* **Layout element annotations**
'''
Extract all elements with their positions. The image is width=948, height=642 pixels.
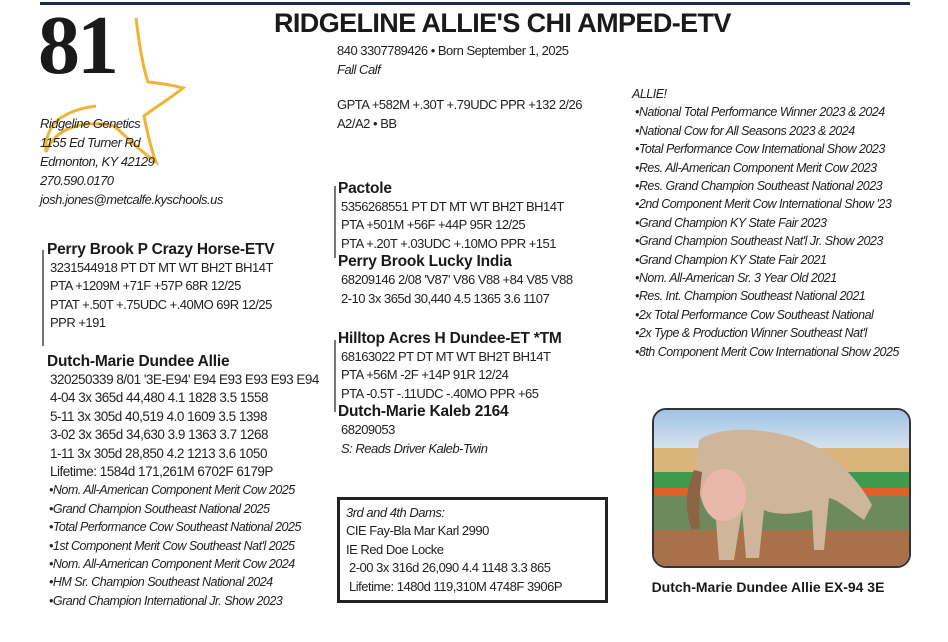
dam-line: 3-02 3x 365d 34,630 3.9 1363 3.7 1268 [50,427,268,443]
consignor-name: Ridgeline Genetics [40,116,141,131]
cow-photo [652,408,911,568]
sire-name: Perry Brook P Crazy Horse-ETV [47,241,275,258]
consignor-block: Ridgeline Genetics 1155 Ed Turner Rd Edm… [40,114,223,209]
dam-honor: •1st Component Merit Cow Southeast Nat'l… [49,538,295,553]
sire-line: 3231544918 PT DT MT WT BH2T BH14T [50,260,273,275]
allie-honor: •2nd Component Merit Cow International S… [635,197,892,212]
top-rule [40,2,910,5]
animal-genetics: A2/A2 • BB [337,116,397,131]
cow-image [654,410,909,566]
sire-dam-name: Perry Brook Lucky India [338,253,512,271]
dam-honor: •Grand Champion International Jr. Show 2… [49,593,283,608]
animal-class: Fall Calf [337,62,381,77]
pedigree-bracket [42,250,44,346]
sire-sire-name: Pactole [338,180,392,197]
dam-dam-line: S: Reads Driver Kaleb-Twin [341,440,488,456]
dam-honor: •Total Performance Cow Southeast Nationa… [49,520,301,535]
allie-honor: •Res. Int. Champion Southeast National 2… [635,289,866,304]
dam-sire-line: PTA +56M -2F +14P 91R 12/24 [341,367,509,383]
allie-honor: •2x Type & Production Winner Southeast N… [635,326,867,341]
consignor-email: josh.jones@metcalfe.kyschools.us [40,192,223,207]
third-fourth-dams-box: 3rd and 4th Dams: CIE Fay-Bla Mar Karl 2… [337,497,608,603]
sire-sire-line: PTA +.20T +.03UDC +.10MO PPR +151 [341,235,556,251]
allie-block: ALLIE! •National Total Performance Winne… [632,85,899,361]
allie-honor: •2x Total Performance Cow Southeast Nati… [635,307,874,322]
sire-line: PTAT +.50T +.75UDC +.40MO 69R 12/25 [50,296,272,312]
consignor-street: 1155 Ed Turner Rd [40,135,141,150]
dams-box-line: Lifetime: 1480d 119,310M 4748F 3906P [349,578,563,594]
animal-id-born: 840 3307789426 • Born September 1, 2025 [337,43,569,58]
dam-dam-line: 68209053 [341,422,395,438]
dam-line: Lifetime: 1584d 171,261M 6702F 6179P [50,464,273,480]
pedigree-bracket [334,340,336,412]
dam-sire-line: 68163022 PT DT MT WT BH2T BH14T [341,349,551,364]
consignor-phone: 270.590.0170 [40,173,114,188]
dams-box-heading: 3rd and 4th Dams: [346,505,445,520]
dam-line: 320250339 8/01 '3E-E94' E94 E93 E93 E93 … [50,372,319,387]
sire-dam-line: 68209146 2/08 'V87' V86 V88 +84 V85 V88 [341,272,573,288]
sire-sire-block: Pactole 5356268551 PT DT MT WT BH2T BH14… [338,180,573,308]
photo-caption: Dutch-Marie Dundee Allie EX-94 3E [651,579,885,595]
sire-sire-line: 5356268551 PT DT MT WT BH2T BH14T [341,199,564,214]
dam-honor: •Grand Champion Southeast National 2025 [49,501,270,516]
dam-block: Dutch-Marie Dundee Allie 320250339 8/01 … [47,353,319,610]
sire-dam-line: 2-10 3x 365d 30,440 4.5 1365 3.6 1107 [341,290,550,306]
dam-name: Dutch-Marie Dundee Allie [47,353,230,370]
allie-honor: •Grand Champion Southeast Nat'l Jr. Show… [635,234,883,249]
page-title: RIDGELINE ALLIE'S CHI AMPED-ETV [274,8,731,38]
consignor-city: Edmonton, KY 42129 [40,154,155,169]
dams-box-line: 2-00 3x 316d 26,090 4.4 1148 3.3 865 [349,560,551,576]
allie-honor: •National Cow for All Seasons 2023 & 202… [635,123,855,138]
allie-honor: •National Total Performance Winner 2023 … [635,105,885,120]
allie-honor: •Grand Champion KY State Fair 2021 [635,252,827,267]
allie-honor: •Grand Champion KY State Fair 2023 [635,215,827,230]
allie-honor: •8th Component Merit Cow International S… [635,344,899,359]
dam-line: 5-11 3x 305d 40,519 4.0 1609 3.5 1398 [50,408,267,424]
dam-honor: •Nom. All-American Component Merit Cow 2… [49,483,295,498]
allie-honor: •Res. All-American Component Merit Cow 2… [635,160,877,175]
dam-sire-line: PTA -0.5T -.11UDC -.40MO PPR +65 [341,385,539,401]
dam-honor: •HM Sr. Champion Southeast National 2024 [49,575,273,590]
sire-block: Perry Brook P Crazy Horse-ETV 3231544918… [47,241,275,333]
dams-box-line: IE Red Doe Locke [346,541,444,557]
dam-sire-name: Hilltop Acres H Dundee-ET *TM [338,330,562,347]
dam-dam-name: Dutch-Marie Kaleb 2164 [338,403,509,421]
pedigree-bracket [334,186,336,258]
dam-sire-block: Hilltop Acres H Dundee-ET *TM 68163022 P… [338,330,562,458]
dam-line: 4-04 3x 365d 44,480 4.1 1828 3.5 1558 [50,390,268,406]
sire-sire-line: PTA +501M +56F +44P 95R 12/25 [341,217,526,233]
allie-honor: •Res. Grand Champion Southeast National … [635,179,883,194]
dam-line: 1-11 3x 305d 28,850 4.2 1213 3.6 1050 [50,445,267,461]
dams-box-line: CIE Fay-Bla Mar Karl 2990 [346,523,489,539]
star-logo-icon [44,17,186,167]
allie-honor: •Nom. All-American Sr. 3 Year Old 2021 [635,271,837,286]
allie-honor: •Total Performance Cow International Sho… [635,142,885,157]
lot-number: 81 [38,0,119,92]
animal-gpta: GPTA +582M +.30T +.79UDC PPR +132 2/26 [337,97,583,112]
allie-heading: ALLIE! [632,87,667,101]
sire-line: PPR +191 [50,315,106,331]
sire-line: PTA +1209M +71F +57P 68R 12/25 [50,278,241,294]
dam-honor: •Nom. All-American Component Merit Cow 2… [49,557,295,572]
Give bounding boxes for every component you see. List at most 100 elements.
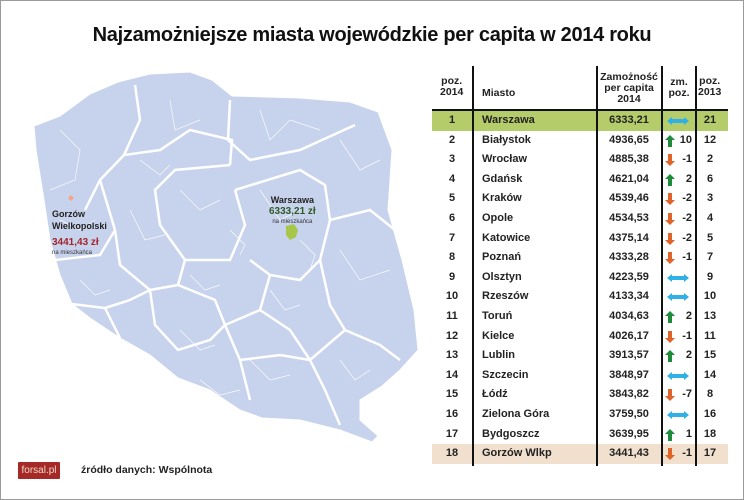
change-value: 2 (685, 309, 692, 322)
cell-pos-2014: 1 (448, 114, 456, 126)
gorzow-region (68, 195, 74, 201)
table-row: 14 Szczecin 3848,97 14 (432, 366, 728, 386)
change-value: -2 (682, 211, 692, 224)
arrow-down-icon (665, 232, 675, 245)
table-row: 4 Gdańsk 4621,04 2 6 (432, 170, 728, 190)
cell-city: Gdańsk (482, 172, 523, 185)
arrow-left-right-icon (667, 273, 689, 282)
table-row: 1 Warszawa 6333,21 21 (432, 111, 728, 131)
table-row: 2 Białystok 4936,65 10 12 (432, 131, 728, 151)
table-row: 11 Toruń 4034,63 2 13 (432, 307, 728, 327)
change-value: 2 (685, 172, 692, 185)
arrow-down-icon (665, 448, 675, 461)
cell-pos-2013: 16 (703, 407, 717, 420)
change-value: -1 (682, 251, 692, 264)
table-row: 18 Gorzów Wlkp 3441,43 -1 17 (432, 444, 728, 464)
gorzow-value: 3441,43 zł (52, 237, 99, 248)
warszawa-value: 6333,21 zł (269, 206, 316, 217)
column-divider (472, 66, 474, 466)
change-value: -2 (682, 192, 692, 205)
change-value: 1 (685, 427, 692, 440)
warszawa-unit: na mieszkańca (272, 219, 313, 225)
cell-pos-2014: 7 (448, 231, 456, 244)
arrow-left-right-icon (667, 410, 689, 419)
header-pos-2013: poz. 2013 (698, 75, 722, 98)
gorzow-unit: na mieszkańca (52, 250, 93, 256)
gorzow-name-line1: Gorzów (52, 209, 85, 219)
cell-city: Białystok (482, 133, 531, 146)
cell-city: Opole (482, 211, 514, 224)
cell-pos-2014: 17 (445, 427, 459, 440)
cell-pos-2013: 10 (703, 290, 717, 303)
cell-value: 3639,95 (609, 427, 649, 440)
cell-pos-2013: 3 (706, 192, 714, 205)
cell-pos-2014: 15 (445, 388, 459, 401)
table-row: 13 Lublin 3913,57 2 15 (432, 346, 728, 366)
cell-pos-2014: 13 (445, 349, 459, 362)
column-divider (661, 66, 663, 466)
ranking-table: poz. 2014 Miasto Zamożność per capita 2014 … (432, 66, 728, 466)
arrow-down-icon (665, 330, 675, 343)
poland-map: Gorzów Wielkopolski 3441,43 zł na mieszk… (0, 60, 420, 480)
gorzow-name-line2: Wielkopolski (52, 221, 107, 231)
arrow-up-icon (665, 310, 675, 323)
table-row: 17 Bydgoszcz 3639,95 1 18 (432, 425, 728, 445)
cell-value: 3843,82 (609, 388, 649, 401)
cell-pos-2013: 9 (706, 270, 714, 283)
change-value: -1 (682, 329, 692, 342)
cell-value: 4034,63 (609, 309, 649, 322)
table-row: 12 Kielce 4026,17 -1 11 (432, 327, 728, 347)
cell-city: Rzeszów (482, 290, 529, 303)
cell-pos-2014: 16 (445, 407, 459, 420)
cell-pos-2013: 7 (706, 251, 714, 264)
cell-pos-2014: 3 (448, 153, 456, 166)
table-row: 16 Zielona Góra 3759,50 16 (432, 405, 728, 425)
arrow-up-icon (665, 350, 675, 363)
cell-city: Olsztyn (482, 270, 522, 283)
page-title: Najzamożniejsze miasta wojewódzkie per c… (92, 24, 652, 46)
header-city: Miasto (482, 87, 516, 99)
cell-city: Szczecin (482, 368, 529, 381)
arrow-left-right-icon (667, 371, 689, 380)
change-value: -1 (682, 447, 692, 460)
poland-map-shape (33, 71, 419, 443)
cell-city: Łódź (482, 388, 508, 401)
cell-pos-2013: 14 (703, 368, 717, 381)
cell-pos-2013: 21 (703, 114, 717, 126)
table-row: 6 Opole 4534,53 -2 4 (432, 209, 728, 229)
cell-city: Poznań (482, 251, 522, 264)
cell-value: 4133,34 (609, 290, 649, 303)
map-label-warszawa: Warszawa 6333,21 zł na mieszkańca (269, 194, 316, 226)
cell-pos-2013: 11 (704, 329, 716, 342)
cell-value: 4621,04 (609, 172, 649, 185)
cell-value: 3441,43 (609, 447, 649, 460)
cell-value: 4936,65 (609, 133, 649, 146)
cell-pos-2013: 6 (706, 172, 714, 185)
cell-pos-2014: 6 (448, 211, 456, 224)
cell-city: Katowice (482, 231, 531, 244)
cell-value: 4026,17 (609, 329, 649, 342)
cell-pos-2013: 13 (703, 309, 717, 322)
warszawa-name: Warszawa (270, 195, 314, 205)
cell-value: 3913,57 (609, 349, 649, 362)
table-body: 1 Warszawa 6333,21 21 2 Białystok 4936,65 10 12 3… (432, 111, 728, 464)
cell-value: 4223,59 (609, 270, 649, 283)
cell-city: Zielona Góra (482, 407, 550, 420)
cell-value: 4885,38 (609, 153, 649, 166)
cell-city: Kraków (482, 192, 522, 205)
cell-value: 3848,97 (609, 368, 649, 381)
cell-value: 4333,28 (609, 251, 649, 264)
map-label-gorzow: Gorzów Wielkopolski 3441,43 zł na mieszk… (52, 208, 107, 257)
cell-pos-2013: 4 (706, 211, 714, 224)
column-divider (695, 66, 697, 466)
cell-value: 4375,14 (609, 231, 649, 244)
arrow-down-icon (665, 252, 675, 265)
cell-city: Gorzów Wlkp (482, 447, 552, 460)
change-value: -2 (682, 231, 692, 244)
change-value: 2 (685, 349, 692, 362)
arrow-down-icon (665, 389, 675, 402)
cell-city: Bydgoszcz (482, 427, 540, 440)
arrow-down-icon (665, 212, 675, 225)
cell-city: Lublin (482, 349, 515, 362)
warszawa-region (286, 224, 298, 240)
'''
* **SET EXERCISE**
Copy the lines of the data above verbatim, starting with the line that contains "dam-line: 3-02 3x" and ending with the line that contains "dam-dam-line: S: Reads", including both of those lines.

* **SOLUTION TO THE EXERCISE**
dam-line: 3-02 3x 365d 34,630 3.9 1363 3.7 1268 [50,427,268,443]
consignor-name: Ridgeline Genetics [40,116,141,131]
cow-photo [652,408,911,568]
sire-name: Perry Brook P Crazy Horse-ETV [47,241,275,258]
consignor-block: Ridgeline Genetics 1155 Ed Turner Rd Edm… [40,114,223,209]
dam-honor: •1st Component Merit Cow Southeast Nat'l… [49,538,295,553]
sire-line: 3231544918 PT DT MT WT BH2T BH14T [50,260,273,275]
allie-honor: •2nd Component Merit Cow International S… [635,197,892,212]
top-rule [40,2,910,5]
animal-genetics: A2/A2 • BB [337,116,397,131]
cow-image [654,410,909,566]
sire-dam-name: Perry Brook Lucky India [338,253,512,271]
dam-honor: •Grand Champion International Jr. Show 2… [49,593,283,608]
animal-class: Fall Calf [337,62,381,77]
pedigree-bracket [42,250,44,346]
sire-sire-name: Pactole [338,180,392,197]
dam-dam-line: S: Reads Driver Kaleb-Twin [341,440,488,456]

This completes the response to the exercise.